** BEGIN Materials provided **
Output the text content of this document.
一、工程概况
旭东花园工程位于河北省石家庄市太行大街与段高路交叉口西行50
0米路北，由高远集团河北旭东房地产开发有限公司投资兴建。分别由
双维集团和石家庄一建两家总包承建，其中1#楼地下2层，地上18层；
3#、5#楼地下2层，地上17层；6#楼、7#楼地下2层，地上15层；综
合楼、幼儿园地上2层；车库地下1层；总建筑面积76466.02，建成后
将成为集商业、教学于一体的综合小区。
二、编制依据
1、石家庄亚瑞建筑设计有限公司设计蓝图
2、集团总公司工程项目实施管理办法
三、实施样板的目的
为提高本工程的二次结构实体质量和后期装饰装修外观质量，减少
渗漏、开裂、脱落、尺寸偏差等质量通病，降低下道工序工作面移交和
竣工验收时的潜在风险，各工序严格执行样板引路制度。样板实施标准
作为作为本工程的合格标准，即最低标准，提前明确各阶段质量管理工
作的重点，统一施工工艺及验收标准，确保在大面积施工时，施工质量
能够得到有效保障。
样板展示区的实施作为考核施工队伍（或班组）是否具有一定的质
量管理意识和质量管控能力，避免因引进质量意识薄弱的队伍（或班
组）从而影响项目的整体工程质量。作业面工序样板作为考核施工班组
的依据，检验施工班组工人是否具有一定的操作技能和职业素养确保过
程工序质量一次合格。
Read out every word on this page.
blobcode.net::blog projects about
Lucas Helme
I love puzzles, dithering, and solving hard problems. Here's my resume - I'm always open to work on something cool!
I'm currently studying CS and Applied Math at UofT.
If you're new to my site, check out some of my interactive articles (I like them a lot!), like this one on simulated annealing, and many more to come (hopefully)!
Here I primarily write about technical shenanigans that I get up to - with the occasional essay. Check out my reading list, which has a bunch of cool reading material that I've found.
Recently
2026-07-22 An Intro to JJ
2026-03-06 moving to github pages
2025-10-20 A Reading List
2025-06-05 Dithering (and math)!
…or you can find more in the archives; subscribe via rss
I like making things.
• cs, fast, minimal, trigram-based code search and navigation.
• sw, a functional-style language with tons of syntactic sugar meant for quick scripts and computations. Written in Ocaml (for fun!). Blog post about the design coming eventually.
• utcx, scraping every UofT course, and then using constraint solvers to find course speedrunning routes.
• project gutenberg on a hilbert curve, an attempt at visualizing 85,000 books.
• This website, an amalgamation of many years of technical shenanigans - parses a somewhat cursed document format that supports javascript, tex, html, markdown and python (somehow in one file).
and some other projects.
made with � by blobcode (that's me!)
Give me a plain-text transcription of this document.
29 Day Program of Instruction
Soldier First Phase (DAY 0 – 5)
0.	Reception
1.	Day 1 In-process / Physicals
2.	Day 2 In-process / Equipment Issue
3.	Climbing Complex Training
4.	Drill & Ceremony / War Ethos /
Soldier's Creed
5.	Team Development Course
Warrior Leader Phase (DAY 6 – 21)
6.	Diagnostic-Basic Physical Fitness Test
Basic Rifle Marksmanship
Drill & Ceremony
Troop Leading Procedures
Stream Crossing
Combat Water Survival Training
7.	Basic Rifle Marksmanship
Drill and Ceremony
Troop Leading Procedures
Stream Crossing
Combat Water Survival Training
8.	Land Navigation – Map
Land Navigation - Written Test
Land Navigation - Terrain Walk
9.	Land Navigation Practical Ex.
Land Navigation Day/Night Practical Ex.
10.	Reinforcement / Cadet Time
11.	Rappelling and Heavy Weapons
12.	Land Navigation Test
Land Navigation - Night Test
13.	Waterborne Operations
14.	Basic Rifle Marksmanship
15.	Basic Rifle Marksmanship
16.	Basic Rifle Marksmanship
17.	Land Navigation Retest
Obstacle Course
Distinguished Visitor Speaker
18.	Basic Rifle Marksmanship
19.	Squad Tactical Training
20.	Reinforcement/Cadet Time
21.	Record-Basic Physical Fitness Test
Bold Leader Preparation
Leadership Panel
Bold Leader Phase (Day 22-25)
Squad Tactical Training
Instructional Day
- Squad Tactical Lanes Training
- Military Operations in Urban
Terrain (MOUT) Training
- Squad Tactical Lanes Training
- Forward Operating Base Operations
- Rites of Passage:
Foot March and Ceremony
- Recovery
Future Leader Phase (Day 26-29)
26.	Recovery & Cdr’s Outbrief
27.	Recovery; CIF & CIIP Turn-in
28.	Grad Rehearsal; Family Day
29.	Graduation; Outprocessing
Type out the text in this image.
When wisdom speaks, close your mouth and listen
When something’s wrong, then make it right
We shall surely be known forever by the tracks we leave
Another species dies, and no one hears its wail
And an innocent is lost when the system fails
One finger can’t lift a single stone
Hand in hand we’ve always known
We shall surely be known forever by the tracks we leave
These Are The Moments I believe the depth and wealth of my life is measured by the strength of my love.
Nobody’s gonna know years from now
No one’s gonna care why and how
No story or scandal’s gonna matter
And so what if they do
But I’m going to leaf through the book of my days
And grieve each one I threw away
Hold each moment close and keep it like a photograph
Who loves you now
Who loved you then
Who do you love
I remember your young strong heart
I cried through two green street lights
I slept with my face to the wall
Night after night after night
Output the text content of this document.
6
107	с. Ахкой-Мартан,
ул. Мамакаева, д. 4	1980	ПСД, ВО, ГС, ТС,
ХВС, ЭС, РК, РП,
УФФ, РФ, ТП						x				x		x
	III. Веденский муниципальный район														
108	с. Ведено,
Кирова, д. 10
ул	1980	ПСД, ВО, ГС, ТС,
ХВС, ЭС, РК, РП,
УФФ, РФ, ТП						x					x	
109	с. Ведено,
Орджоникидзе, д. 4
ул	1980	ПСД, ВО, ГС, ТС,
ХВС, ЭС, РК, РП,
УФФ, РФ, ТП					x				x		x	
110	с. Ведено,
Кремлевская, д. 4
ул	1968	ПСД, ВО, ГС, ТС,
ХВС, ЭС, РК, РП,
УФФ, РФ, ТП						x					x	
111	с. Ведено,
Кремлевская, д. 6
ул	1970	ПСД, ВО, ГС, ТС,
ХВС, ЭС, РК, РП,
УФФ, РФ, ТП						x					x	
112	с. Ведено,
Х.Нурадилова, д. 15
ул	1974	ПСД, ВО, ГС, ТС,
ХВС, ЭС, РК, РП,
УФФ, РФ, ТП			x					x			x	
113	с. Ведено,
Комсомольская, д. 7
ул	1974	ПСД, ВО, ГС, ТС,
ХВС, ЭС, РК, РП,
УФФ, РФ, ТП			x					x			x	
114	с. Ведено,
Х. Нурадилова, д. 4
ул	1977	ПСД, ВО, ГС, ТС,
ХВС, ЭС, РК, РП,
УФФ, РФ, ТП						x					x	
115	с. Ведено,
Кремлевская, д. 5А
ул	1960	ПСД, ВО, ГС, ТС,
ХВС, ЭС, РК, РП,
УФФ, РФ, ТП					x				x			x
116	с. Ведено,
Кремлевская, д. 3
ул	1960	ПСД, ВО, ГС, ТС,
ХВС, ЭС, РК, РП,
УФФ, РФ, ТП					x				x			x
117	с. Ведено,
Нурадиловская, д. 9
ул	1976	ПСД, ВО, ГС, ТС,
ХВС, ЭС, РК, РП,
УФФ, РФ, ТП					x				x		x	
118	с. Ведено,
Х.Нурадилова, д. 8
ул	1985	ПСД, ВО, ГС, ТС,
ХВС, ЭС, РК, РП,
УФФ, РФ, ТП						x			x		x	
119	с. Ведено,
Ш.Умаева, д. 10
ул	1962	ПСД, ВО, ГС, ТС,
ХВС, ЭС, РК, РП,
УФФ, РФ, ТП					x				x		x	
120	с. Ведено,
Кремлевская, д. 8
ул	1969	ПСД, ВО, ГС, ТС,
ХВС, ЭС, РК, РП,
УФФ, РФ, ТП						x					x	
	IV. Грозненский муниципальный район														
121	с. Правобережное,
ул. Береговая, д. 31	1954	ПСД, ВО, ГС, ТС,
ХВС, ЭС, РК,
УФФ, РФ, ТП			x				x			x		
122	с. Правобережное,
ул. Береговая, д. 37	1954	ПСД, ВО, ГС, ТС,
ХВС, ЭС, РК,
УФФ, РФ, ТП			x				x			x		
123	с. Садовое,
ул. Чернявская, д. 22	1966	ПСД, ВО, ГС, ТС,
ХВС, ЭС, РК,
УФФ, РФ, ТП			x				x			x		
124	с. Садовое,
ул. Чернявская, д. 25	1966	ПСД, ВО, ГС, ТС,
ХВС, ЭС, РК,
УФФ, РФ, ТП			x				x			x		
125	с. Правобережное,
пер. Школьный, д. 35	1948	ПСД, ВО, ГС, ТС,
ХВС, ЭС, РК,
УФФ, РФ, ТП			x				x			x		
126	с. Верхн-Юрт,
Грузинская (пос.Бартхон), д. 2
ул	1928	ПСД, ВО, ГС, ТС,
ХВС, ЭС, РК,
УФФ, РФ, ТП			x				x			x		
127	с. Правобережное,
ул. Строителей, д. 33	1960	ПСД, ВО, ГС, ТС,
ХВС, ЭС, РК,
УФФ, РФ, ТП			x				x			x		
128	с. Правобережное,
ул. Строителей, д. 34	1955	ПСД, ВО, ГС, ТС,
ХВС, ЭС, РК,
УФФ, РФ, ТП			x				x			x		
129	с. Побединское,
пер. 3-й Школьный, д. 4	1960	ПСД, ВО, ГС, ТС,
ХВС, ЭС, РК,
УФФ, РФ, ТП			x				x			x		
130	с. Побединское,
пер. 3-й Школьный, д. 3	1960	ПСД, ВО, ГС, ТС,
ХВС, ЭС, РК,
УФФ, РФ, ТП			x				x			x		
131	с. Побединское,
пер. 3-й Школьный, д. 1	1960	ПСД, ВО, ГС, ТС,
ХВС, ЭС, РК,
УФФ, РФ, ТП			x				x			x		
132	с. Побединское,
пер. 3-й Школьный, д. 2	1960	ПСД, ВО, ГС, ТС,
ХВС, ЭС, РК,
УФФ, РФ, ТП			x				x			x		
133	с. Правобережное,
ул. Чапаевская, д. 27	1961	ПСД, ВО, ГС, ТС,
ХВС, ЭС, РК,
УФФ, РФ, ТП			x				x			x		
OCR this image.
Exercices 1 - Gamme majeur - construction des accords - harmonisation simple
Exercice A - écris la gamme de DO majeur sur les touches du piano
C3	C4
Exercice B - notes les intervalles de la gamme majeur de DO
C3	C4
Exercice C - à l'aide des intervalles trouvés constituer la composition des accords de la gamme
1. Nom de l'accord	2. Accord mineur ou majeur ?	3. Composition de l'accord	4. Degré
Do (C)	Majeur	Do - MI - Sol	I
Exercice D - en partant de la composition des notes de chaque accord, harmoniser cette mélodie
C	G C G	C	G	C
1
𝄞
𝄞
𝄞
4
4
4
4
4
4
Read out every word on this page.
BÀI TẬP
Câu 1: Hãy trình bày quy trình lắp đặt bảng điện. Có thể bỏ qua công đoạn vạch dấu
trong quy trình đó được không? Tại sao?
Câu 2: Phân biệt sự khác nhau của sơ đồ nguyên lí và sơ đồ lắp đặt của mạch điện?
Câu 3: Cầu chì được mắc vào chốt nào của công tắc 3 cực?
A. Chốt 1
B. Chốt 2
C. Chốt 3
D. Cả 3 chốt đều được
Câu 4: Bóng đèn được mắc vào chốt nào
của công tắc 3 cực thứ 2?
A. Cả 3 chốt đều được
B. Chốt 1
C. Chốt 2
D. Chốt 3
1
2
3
** END Materials provided **
What is required » In the records above, tally the lines where the word "close" appears, and give the number and nothing else.

Result of this exercise » 2